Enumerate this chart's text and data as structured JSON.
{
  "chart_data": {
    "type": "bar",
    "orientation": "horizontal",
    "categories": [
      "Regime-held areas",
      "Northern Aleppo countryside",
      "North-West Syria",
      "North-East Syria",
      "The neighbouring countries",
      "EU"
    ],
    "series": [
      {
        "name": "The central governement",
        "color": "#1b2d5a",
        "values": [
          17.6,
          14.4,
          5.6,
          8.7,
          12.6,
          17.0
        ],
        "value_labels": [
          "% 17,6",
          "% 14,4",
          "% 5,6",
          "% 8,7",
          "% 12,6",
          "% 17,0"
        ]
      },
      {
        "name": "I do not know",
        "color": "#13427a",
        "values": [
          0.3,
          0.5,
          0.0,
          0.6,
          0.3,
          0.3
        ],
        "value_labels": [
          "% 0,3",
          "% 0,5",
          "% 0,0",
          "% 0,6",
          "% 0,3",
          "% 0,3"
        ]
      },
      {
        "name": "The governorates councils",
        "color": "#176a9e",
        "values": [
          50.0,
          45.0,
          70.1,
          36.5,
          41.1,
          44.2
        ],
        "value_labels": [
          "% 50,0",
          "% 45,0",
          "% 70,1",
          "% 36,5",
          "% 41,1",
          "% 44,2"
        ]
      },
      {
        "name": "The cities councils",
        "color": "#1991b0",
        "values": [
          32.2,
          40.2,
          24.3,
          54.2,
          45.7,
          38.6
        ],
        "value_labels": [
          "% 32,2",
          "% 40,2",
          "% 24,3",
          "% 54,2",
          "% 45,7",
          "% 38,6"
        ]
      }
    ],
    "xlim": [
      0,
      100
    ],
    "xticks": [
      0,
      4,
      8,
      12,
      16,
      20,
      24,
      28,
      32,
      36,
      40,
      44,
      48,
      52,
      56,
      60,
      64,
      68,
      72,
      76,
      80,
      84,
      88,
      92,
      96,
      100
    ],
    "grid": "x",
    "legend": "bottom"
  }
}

● GIVEN PROBLEM: Every record shown above must be echoed exactly.

● ANSWER TO THIS TASK:
Enumerate this chart's text and data as structured JSON.
{
  "chart_data": {
    "type": "bar",
    "orientation": "horizontal",
    "categories": [
      "Regime-held areas",
      "Northern Aleppo countryside",
      "North-West Syria",
      "North-East Syria",
      "The neighbouring countries",
      "EU"
    ],
    "series": [
      {
        "name": "The central governement",
        "color": "#1b2d5a",
        "values": [
          17.6,
          14.4,
          5.6,
          8.7,
          12.6,
          17.0
        ],
        "value_labels": [
          "% 17,6",
          "% 14,4",
          "% 5,6",
          "% 8,7",
          "% 12,6",
          "% 17,0"
        ]
      },
      {
        "name": "I do not know",
        "color": "#13427a",
        "values": [
          0.3,
          0.5,
          0.0,
          0.6,
          0.3,
          0.3
        ],
        "value_labels": [
          "% 0,3",
          "% 0,5",
          "% 0,0",
          "% 0,6",
          "% 0,3",
          "% 0,3"
        ]
      },
      {
        "name": "The governorates councils",
        "color": "#176a9e",
        "values": [
          50.0,
          45.0,
          70.1,
          36.5,
          41.1,
          44.2
        ],
        "value_labels": [
          "% 50,0",
          "% 45,0",
          "% 70,1",
          "% 36,5",
          "% 41,1",
          "% 44,2"
        ]
      },
      {
        "name": "The cities councils",
        "color": "#1991b0",
        "values": [
          32.2,
          40.2,
          24.3,
          54.2,
          45.7,
          38.6
        ],
        "value_labels": [
          "% 32,2",
          "% 40,2",
          "% 24,3",
          "% 54,2",
          "% 45,7",
          "% 38,6"
        ]
      }
    ],
    "xlim": [
      0,
      100
    ],
    "xticks": [
      0,
      4,
      8,
      12,
      16,
      20,
      24,
      28,
      32,
      36,
      40,
      44,
      48,
      52,
      56,
      60,
      64,
      68,
      72,
      76,
      80,
      84,
      88,
      92,
      96,
      100
    ],
    "grid": "x",
    "legend": "bottom"
  }
}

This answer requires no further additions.